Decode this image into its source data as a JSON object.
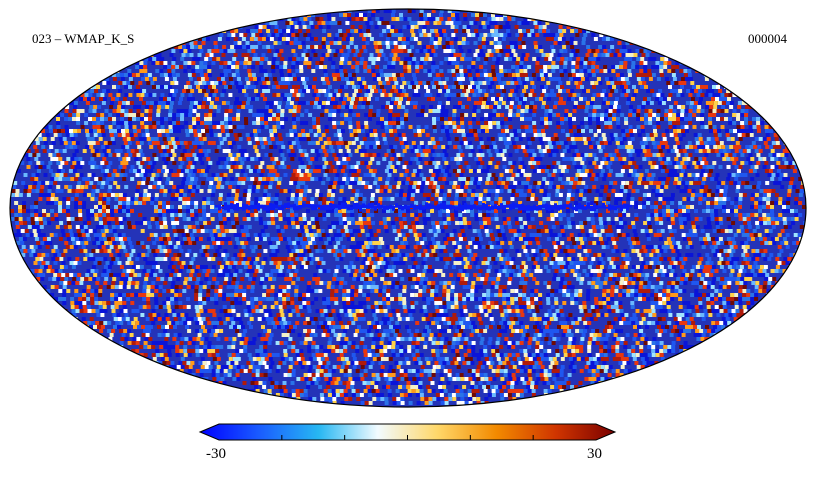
{
  "map": {
    "title": "023 – WMAP_K_S",
    "id": "000004",
    "projection": "mollweide",
    "noise_palette": [
      "#0a14d8",
      "#1f57f0",
      "#2a73e8",
      "#6ab9ff",
      "#9fe4ff",
      "#f5f1c8",
      "#ffd24a",
      "#ff9a1a",
      "#e8370f",
      "#b01a0a",
      "#6e0a05",
      "#ffffff"
    ],
    "background_color": "#2433b8",
    "galactic_plane_color": "#0b1df2"
  },
  "colorbar": {
    "min_label": "-30",
    "max_label": "30",
    "gradient": [
      "#0000ff",
      "#1a5cff",
      "#27b7f2",
      "#f2fbff",
      "#ffd86a",
      "#f28a00",
      "#d03500",
      "#7a0000"
    ]
  }
}
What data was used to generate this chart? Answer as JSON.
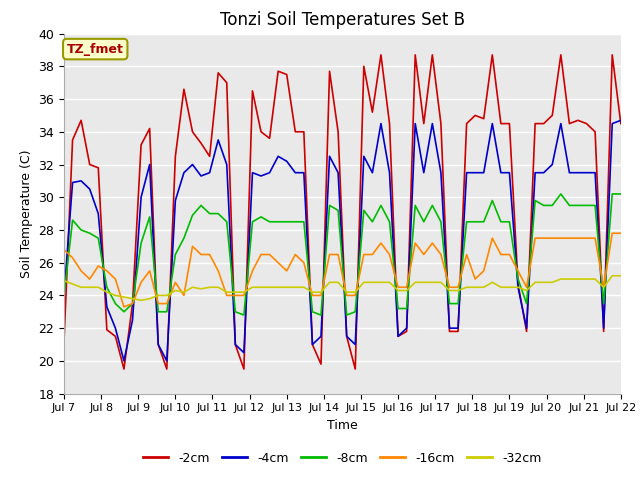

++++++++++

DIRECTIVE:
Leave out the pictures and repeat everything else in the records exactly.

CORRECT RESULT:
Decode this image into its source data as a JSON object.
{
  "map": {
    "title": "023 – WMAP_K_S",
    "id": "000004",
    "projection": "mollweide",
    "noise_palette": [
      "#0a14d8",
      "#1f57f0",
      "#2a73e8",
      "#6ab9ff",
      "#9fe4ff",
      "#f5f1c8",
      "#ffd24a",
      "#ff9a1a",
      "#e8370f",
      "#b01a0a",
      "#6e0a05",
      "#ffffff"
    ],
    "background_color": "#2433b8",
    "galactic_plane_color": "#0b1df2"
  },
  "colorbar": {
    "min_label": "-30",
    "max_label": "30",
    "gradient": [
      "#0000ff",
      "#1a5cff",
      "#27b7f2",
      "#f2fbff",
      "#ffd86a",
      "#f28a00",
      "#d03500",
      "#7a0000"
    ]
  }
}
What data was used to generate this chart? Answer as JSON.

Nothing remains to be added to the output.